[PROBLEM TO SOLVE] Take the lines of the listing starting at the line containing "y-tick-label: 0.05% <box>46 607 94 625</box>" and ending after the line containing "58 1181 826</box>", and swap "x-tick-label" for "x-axis-tick" throughout. Leave everything else unchanged and output only those lines.
╭─ DATA LISTING
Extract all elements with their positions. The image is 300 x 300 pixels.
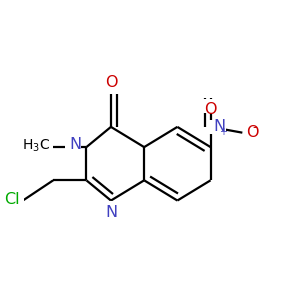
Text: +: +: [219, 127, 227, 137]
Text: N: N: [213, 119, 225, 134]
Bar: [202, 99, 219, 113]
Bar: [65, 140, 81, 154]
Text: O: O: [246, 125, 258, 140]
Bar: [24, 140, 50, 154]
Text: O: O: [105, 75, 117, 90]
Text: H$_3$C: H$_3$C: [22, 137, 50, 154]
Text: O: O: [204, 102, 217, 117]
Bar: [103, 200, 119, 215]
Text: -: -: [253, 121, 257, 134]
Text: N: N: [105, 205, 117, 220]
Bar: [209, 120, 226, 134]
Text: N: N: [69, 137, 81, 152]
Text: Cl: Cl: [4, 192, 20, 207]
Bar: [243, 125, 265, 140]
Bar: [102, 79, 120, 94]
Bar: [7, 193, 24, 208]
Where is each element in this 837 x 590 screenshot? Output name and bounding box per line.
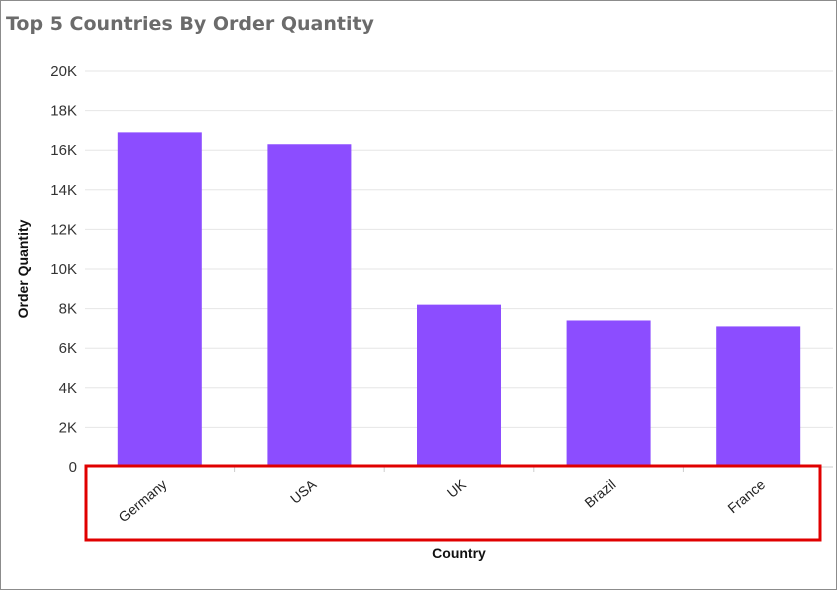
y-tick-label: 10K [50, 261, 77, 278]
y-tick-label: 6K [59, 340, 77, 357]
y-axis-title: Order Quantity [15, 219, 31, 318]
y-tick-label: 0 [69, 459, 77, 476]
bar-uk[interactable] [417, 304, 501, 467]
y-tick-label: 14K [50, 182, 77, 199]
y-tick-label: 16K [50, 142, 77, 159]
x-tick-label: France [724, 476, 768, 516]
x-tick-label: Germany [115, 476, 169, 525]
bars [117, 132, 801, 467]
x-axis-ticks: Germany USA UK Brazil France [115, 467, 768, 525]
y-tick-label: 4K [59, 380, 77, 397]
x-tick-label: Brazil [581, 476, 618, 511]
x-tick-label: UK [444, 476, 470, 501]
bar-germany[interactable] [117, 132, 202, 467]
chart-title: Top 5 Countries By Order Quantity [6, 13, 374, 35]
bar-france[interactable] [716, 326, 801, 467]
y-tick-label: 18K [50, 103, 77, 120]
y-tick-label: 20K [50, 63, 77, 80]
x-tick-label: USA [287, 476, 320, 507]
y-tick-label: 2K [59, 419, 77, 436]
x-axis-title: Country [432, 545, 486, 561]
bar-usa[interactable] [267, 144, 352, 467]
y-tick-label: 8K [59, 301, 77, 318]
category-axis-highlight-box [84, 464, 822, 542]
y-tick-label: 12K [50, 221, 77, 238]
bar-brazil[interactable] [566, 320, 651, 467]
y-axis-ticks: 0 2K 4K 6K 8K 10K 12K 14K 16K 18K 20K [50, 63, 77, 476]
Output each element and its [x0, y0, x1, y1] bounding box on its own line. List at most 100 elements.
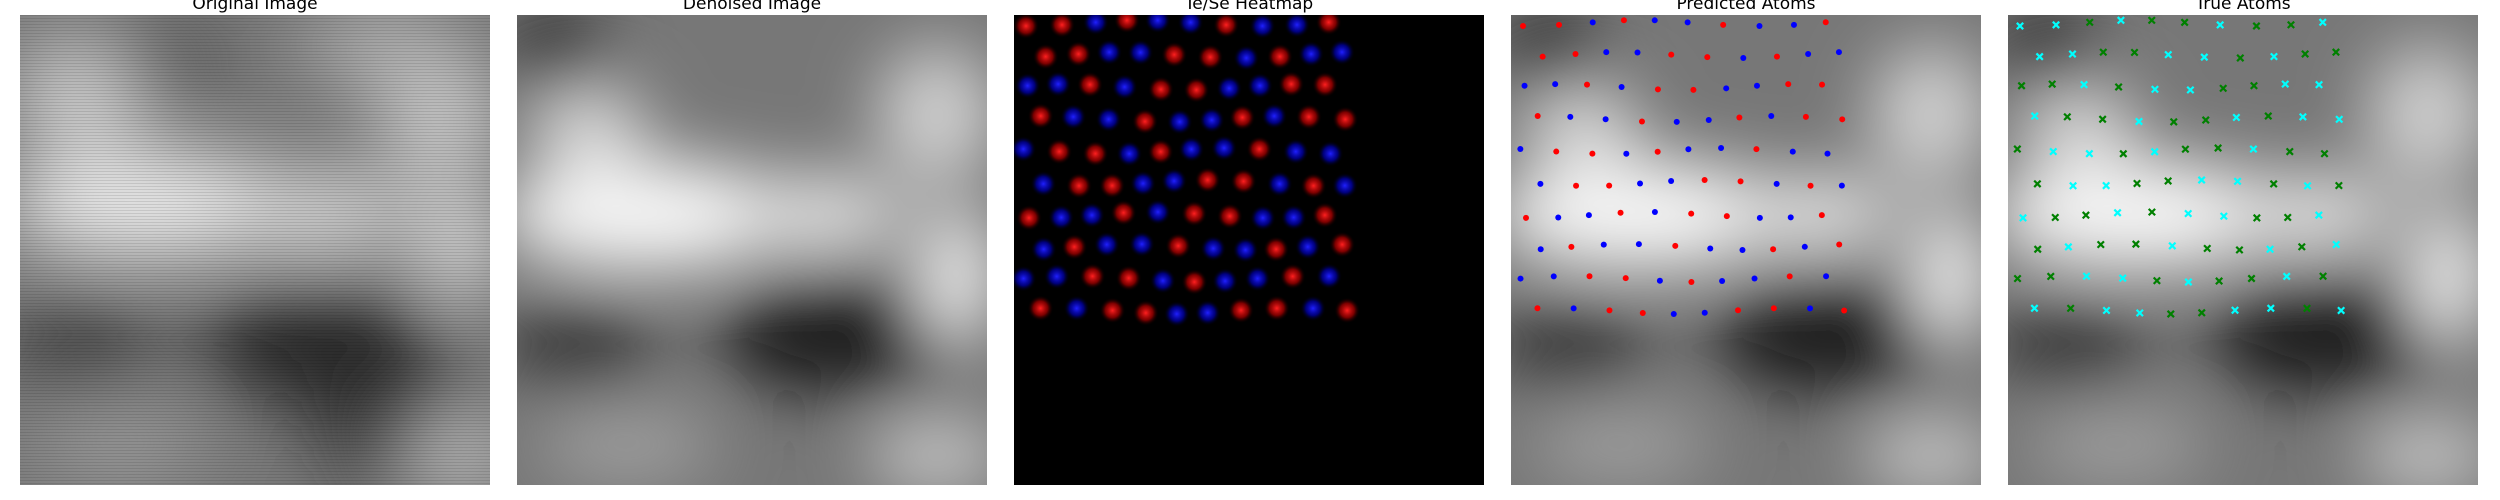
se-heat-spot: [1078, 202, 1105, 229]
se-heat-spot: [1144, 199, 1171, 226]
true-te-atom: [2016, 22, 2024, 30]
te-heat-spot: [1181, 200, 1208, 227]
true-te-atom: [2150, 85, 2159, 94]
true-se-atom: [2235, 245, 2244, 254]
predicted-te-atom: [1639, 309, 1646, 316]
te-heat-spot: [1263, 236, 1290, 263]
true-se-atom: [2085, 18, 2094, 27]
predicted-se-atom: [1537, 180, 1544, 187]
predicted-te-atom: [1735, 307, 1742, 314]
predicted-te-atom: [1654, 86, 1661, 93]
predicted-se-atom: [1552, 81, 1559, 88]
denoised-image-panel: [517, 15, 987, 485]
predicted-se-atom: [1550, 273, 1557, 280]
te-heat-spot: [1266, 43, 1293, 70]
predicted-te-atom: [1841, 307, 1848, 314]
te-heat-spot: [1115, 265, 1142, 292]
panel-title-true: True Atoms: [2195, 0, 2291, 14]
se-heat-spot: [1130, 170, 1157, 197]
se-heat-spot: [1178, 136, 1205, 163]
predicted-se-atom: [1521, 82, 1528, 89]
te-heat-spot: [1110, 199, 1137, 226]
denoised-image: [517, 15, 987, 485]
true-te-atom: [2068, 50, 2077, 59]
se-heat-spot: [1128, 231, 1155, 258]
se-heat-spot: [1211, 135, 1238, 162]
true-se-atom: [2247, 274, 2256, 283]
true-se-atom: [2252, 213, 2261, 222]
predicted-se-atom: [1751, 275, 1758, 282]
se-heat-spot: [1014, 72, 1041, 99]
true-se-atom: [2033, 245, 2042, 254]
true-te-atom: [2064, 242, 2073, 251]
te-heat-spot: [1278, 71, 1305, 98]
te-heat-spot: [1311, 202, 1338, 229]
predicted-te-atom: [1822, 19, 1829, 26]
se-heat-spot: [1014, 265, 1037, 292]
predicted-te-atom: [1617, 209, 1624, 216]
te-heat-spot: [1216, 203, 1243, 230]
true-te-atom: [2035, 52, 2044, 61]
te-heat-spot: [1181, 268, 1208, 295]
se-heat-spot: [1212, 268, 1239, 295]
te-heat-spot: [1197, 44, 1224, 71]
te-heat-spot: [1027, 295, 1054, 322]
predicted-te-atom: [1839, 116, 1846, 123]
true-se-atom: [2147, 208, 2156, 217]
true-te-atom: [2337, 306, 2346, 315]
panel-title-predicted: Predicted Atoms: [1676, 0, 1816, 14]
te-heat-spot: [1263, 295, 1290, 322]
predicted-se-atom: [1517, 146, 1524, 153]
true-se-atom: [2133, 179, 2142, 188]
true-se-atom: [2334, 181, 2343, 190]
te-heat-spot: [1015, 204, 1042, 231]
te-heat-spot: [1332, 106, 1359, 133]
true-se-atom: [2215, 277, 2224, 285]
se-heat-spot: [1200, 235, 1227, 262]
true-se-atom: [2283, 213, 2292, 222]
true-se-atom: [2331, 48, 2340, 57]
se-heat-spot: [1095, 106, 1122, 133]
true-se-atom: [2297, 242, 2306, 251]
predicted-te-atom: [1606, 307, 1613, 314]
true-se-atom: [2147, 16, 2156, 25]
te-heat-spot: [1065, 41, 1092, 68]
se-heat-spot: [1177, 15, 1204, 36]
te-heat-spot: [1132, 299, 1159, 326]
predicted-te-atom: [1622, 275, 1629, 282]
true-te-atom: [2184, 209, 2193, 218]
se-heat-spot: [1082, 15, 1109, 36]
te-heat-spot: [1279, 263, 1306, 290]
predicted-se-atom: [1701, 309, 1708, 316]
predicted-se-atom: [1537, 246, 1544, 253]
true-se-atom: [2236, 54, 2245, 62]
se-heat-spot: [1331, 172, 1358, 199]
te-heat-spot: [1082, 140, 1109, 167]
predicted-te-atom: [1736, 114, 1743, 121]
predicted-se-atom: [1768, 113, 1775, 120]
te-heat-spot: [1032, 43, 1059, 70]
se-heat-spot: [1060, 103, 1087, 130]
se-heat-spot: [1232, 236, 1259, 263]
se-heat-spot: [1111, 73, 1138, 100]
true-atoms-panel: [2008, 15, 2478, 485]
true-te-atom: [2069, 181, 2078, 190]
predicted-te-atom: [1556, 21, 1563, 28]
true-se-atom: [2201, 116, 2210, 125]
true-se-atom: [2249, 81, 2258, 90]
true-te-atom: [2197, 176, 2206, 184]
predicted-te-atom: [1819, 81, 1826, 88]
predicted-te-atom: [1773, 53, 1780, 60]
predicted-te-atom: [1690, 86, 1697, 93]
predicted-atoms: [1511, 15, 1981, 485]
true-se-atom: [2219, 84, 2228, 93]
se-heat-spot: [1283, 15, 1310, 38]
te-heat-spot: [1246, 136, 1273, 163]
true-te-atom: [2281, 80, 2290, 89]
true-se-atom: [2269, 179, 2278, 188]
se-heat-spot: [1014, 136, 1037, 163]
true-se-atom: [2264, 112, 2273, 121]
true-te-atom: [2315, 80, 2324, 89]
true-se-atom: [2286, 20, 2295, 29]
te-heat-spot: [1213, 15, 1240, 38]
╰─
╭─ DATA LISTING
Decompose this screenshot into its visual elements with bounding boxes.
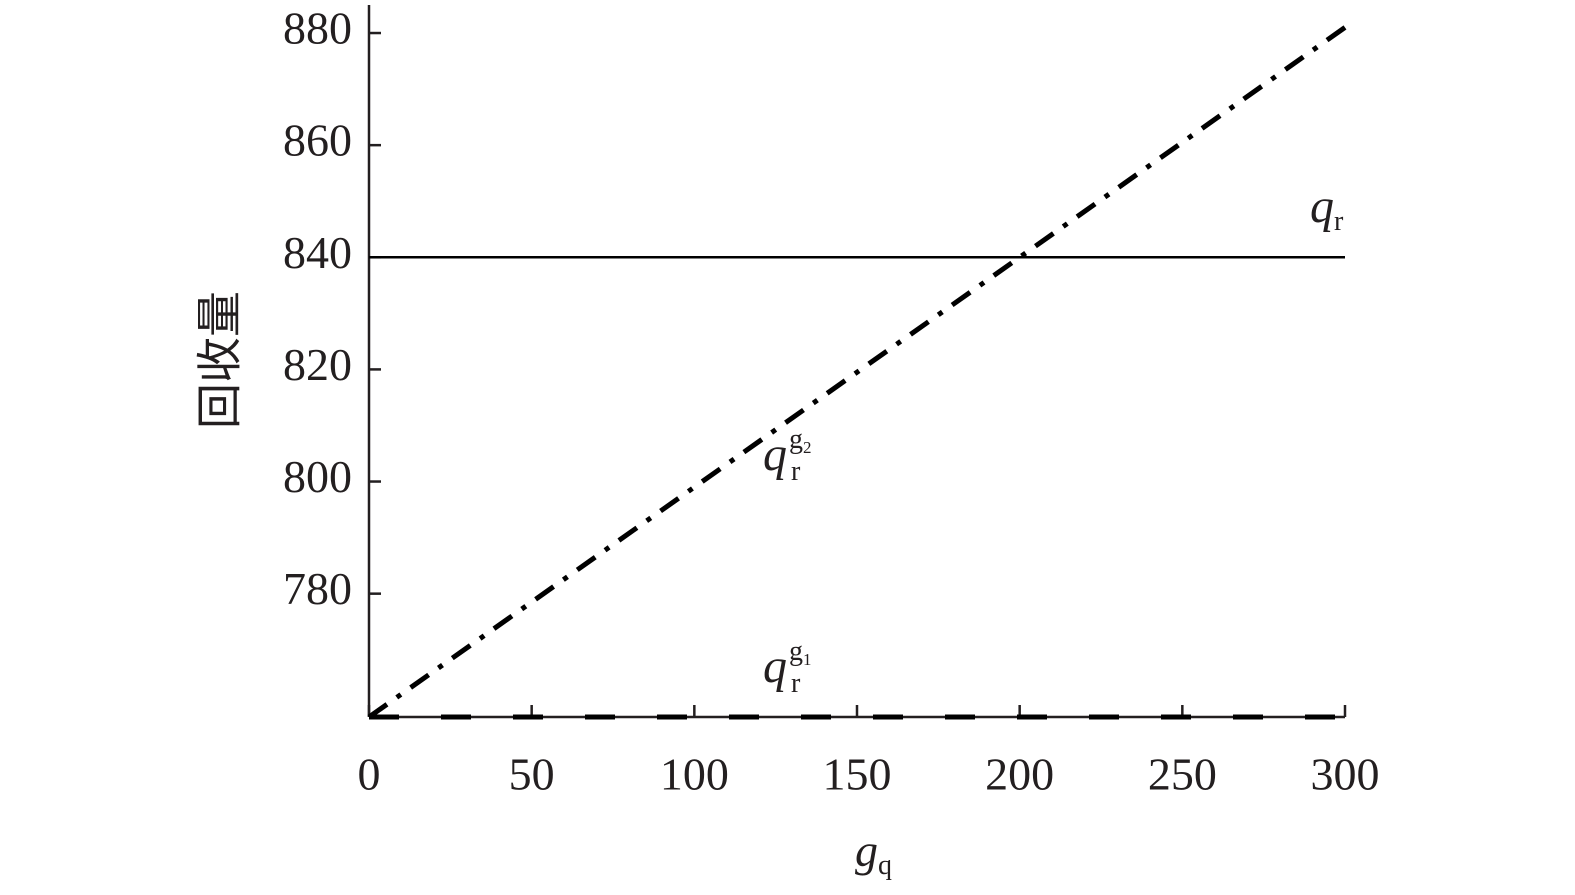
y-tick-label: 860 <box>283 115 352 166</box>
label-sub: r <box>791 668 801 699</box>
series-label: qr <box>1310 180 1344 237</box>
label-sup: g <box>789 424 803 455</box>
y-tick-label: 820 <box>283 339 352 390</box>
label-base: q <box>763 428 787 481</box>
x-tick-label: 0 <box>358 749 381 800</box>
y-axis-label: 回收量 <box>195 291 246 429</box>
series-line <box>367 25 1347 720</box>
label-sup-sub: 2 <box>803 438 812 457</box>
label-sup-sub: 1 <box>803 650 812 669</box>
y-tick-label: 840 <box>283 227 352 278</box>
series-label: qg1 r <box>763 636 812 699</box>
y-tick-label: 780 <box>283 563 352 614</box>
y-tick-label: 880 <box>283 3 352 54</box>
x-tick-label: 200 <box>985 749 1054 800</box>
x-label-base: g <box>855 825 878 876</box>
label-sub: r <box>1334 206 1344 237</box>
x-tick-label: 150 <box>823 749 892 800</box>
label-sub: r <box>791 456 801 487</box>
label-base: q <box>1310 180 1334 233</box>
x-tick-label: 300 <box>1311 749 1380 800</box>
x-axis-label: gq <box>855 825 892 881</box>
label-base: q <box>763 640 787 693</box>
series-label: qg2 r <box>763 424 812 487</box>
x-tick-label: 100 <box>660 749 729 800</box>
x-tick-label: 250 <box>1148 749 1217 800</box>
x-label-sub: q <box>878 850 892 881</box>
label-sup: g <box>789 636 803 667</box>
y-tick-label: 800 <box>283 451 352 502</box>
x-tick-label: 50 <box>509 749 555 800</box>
╰─
╭─ DATA LISTING
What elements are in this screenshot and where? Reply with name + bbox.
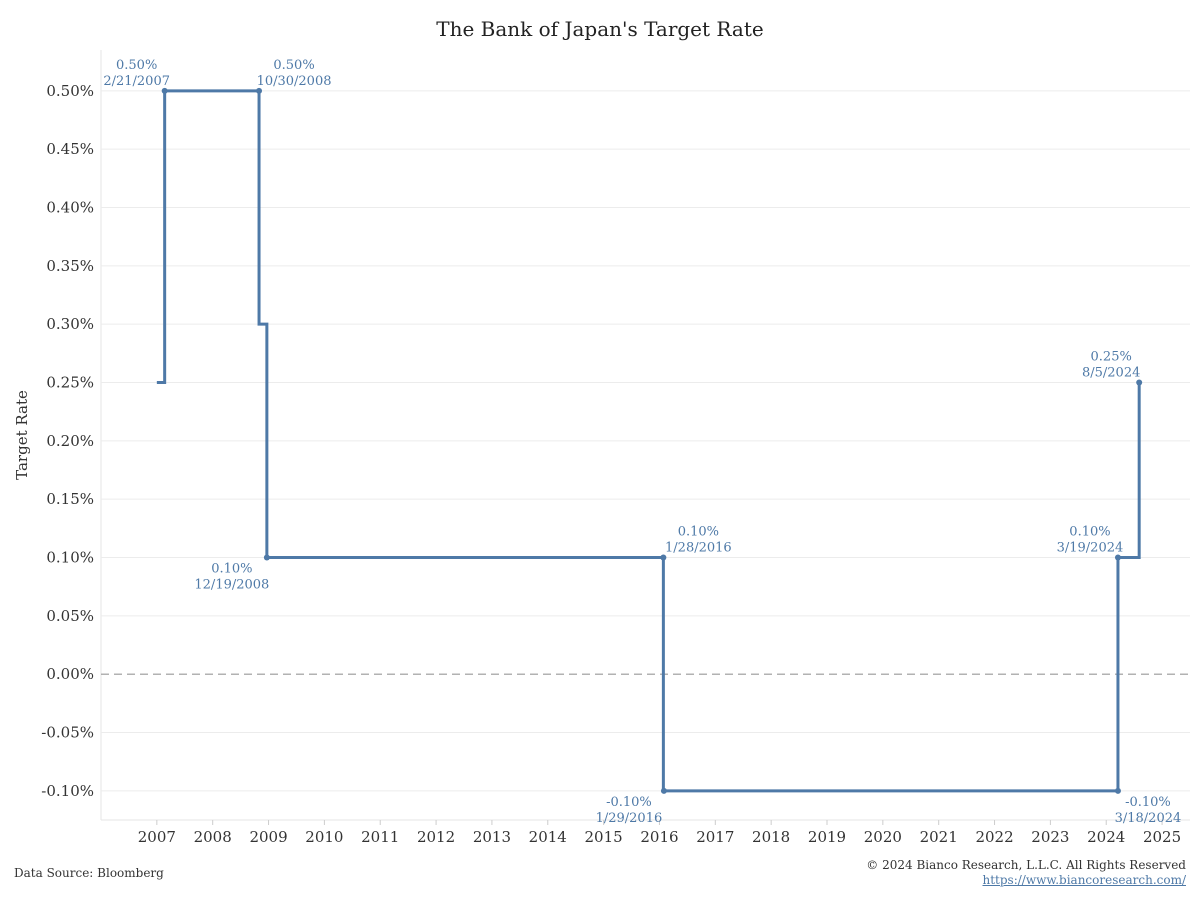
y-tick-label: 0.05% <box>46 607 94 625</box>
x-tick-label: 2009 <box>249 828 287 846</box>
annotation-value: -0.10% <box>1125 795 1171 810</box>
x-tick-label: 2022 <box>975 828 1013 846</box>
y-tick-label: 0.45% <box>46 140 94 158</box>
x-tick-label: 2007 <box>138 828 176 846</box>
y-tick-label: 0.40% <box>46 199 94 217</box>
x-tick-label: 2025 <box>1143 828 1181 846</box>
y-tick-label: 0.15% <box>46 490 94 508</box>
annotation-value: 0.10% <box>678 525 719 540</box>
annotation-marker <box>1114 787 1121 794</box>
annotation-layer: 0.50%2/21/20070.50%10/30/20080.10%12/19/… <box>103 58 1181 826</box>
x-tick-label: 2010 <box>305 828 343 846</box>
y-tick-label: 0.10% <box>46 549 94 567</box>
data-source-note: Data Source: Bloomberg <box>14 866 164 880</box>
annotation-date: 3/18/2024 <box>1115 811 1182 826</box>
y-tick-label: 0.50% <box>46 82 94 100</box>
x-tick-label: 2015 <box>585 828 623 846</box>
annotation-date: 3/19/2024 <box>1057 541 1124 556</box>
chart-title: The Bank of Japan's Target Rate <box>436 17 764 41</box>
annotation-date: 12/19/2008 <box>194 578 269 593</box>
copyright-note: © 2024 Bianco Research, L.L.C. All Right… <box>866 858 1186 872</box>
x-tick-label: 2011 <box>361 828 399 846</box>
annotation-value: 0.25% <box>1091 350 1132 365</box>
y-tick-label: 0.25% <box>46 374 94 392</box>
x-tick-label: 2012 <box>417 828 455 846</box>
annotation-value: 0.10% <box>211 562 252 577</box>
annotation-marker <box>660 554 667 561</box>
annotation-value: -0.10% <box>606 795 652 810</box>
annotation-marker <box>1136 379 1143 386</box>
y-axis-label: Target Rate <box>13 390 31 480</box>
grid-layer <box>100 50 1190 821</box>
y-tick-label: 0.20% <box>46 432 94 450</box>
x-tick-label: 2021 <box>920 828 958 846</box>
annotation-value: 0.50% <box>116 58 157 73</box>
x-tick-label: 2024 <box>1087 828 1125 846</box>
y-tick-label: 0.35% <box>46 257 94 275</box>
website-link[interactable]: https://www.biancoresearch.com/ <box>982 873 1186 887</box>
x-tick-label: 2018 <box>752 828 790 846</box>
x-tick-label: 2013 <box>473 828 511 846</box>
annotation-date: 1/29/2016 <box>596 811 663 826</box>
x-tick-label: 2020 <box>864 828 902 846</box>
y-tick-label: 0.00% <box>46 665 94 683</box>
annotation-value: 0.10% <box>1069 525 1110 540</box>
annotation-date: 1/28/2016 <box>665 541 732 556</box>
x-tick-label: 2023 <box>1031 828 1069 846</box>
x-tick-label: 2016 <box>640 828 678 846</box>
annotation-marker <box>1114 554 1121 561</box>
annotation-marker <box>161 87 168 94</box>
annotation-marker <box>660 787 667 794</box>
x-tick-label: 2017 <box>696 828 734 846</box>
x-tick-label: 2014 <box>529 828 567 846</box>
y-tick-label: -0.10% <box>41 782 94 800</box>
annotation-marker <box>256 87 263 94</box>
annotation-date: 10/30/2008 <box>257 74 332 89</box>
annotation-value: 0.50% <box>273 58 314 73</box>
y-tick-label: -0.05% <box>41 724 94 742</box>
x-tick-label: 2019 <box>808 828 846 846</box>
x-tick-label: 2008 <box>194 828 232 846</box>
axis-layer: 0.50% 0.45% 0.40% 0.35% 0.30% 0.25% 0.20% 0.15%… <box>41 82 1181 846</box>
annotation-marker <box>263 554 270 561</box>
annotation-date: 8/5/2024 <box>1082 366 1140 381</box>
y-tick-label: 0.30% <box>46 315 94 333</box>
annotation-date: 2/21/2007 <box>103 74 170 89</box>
╰─
[FINISHED ANSWER]
y-tick-label: 0.05% <box>46 607 94 625</box>
x-axis-tick: 2009 <box>249 828 287 846</box>
annotation-value: -0.10% <box>1125 795 1171 810</box>
x-axis-tick: 2022 <box>975 828 1013 846</box>
y-tick-label: 0.45% <box>46 140 94 158</box>
x-axis-tick: 2007 <box>138 828 176 846</box>
y-tick-label: 0.40% <box>46 199 94 217</box>
x-axis-tick: 2025 <box>1143 828 1181 846</box>
y-tick-label: 0.15% <box>46 490 94 508</box>
annotation-value: 0.10% <box>678 525 719 540</box>
annotation-marker <box>1114 787 1121 794</box>
annotation-layer: 0.50%2/21/20070.50%10/30/20080.10%12/19/… <box>103 58 1181 826</box>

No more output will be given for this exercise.